BEGIN Data section
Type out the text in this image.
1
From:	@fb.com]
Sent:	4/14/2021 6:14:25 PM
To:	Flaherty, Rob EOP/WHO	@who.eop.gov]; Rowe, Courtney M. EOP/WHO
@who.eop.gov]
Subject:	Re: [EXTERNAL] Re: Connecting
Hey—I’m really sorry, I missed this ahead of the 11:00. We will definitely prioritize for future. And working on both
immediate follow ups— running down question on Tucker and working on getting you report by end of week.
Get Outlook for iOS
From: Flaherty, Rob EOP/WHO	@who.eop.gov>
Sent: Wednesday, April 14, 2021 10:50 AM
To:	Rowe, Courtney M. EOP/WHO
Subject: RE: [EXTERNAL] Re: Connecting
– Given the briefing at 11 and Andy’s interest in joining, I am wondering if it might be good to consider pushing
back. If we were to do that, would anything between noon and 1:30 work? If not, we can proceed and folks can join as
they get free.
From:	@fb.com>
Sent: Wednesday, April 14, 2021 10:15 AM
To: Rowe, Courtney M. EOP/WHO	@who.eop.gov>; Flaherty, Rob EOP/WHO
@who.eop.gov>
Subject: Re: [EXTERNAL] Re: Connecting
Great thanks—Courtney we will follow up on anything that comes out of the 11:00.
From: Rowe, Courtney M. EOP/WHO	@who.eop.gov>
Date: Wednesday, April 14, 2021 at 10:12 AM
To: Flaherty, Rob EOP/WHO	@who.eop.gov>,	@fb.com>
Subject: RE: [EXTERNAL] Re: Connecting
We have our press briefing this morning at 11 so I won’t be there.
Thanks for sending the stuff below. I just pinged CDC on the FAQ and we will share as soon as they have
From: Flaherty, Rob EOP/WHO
END Data section
* Exercise task *
Reproduce the material above exactly; please quote every line of it.

* Final result *
Type out the text in this image.
1
From:	@fb.com]
Sent:	4/14/2021 6:14:25 PM
To:	Flaherty, Rob EOP/WHO	@who.eop.gov]; Rowe, Courtney M. EOP/WHO
@who.eop.gov]
Subject:	Re: [EXTERNAL] Re: Connecting
Hey—I’m really sorry, I missed this ahead of the 11:00. We will definitely prioritize for future. And working on both
immediate follow ups— running down question on Tucker and working on getting you report by end of week.
Get Outlook for iOS
From: Flaherty, Rob EOP/WHO	@who.eop.gov>
Sent: Wednesday, April 14, 2021 10:50 AM
To:	Rowe, Courtney M. EOP/WHO
Subject: RE: [EXTERNAL] Re: Connecting
– Given the briefing at 11 and Andy’s interest in joining, I am wondering if it might be good to consider pushing
back. If we were to do that, would anything between noon and 1:30 work? If not, we can proceed and folks can join as
they get free.
From:	@fb.com>
Sent: Wednesday, April 14, 2021 10:15 AM
To: Rowe, Courtney M. EOP/WHO	@who.eop.gov>; Flaherty, Rob EOP/WHO
@who.eop.gov>
Subject: Re: [EXTERNAL] Re: Connecting
Great thanks—Courtney we will follow up on anything that comes out of the 11:00.
From: Rowe, Courtney M. EOP/WHO	@who.eop.gov>
Date: Wednesday, April 14, 2021 at 10:12 AM
To: Flaherty, Rob EOP/WHO	@who.eop.gov>,	@fb.com>
Subject: RE: [EXTERNAL] Re: Connecting
We have our press briefing this morning at 11 so I won’t be there.
Thanks for sending the stuff below. I just pinged CDC on the FAQ and we will share as soon as they have
From: Flaherty, Rob EOP/WHO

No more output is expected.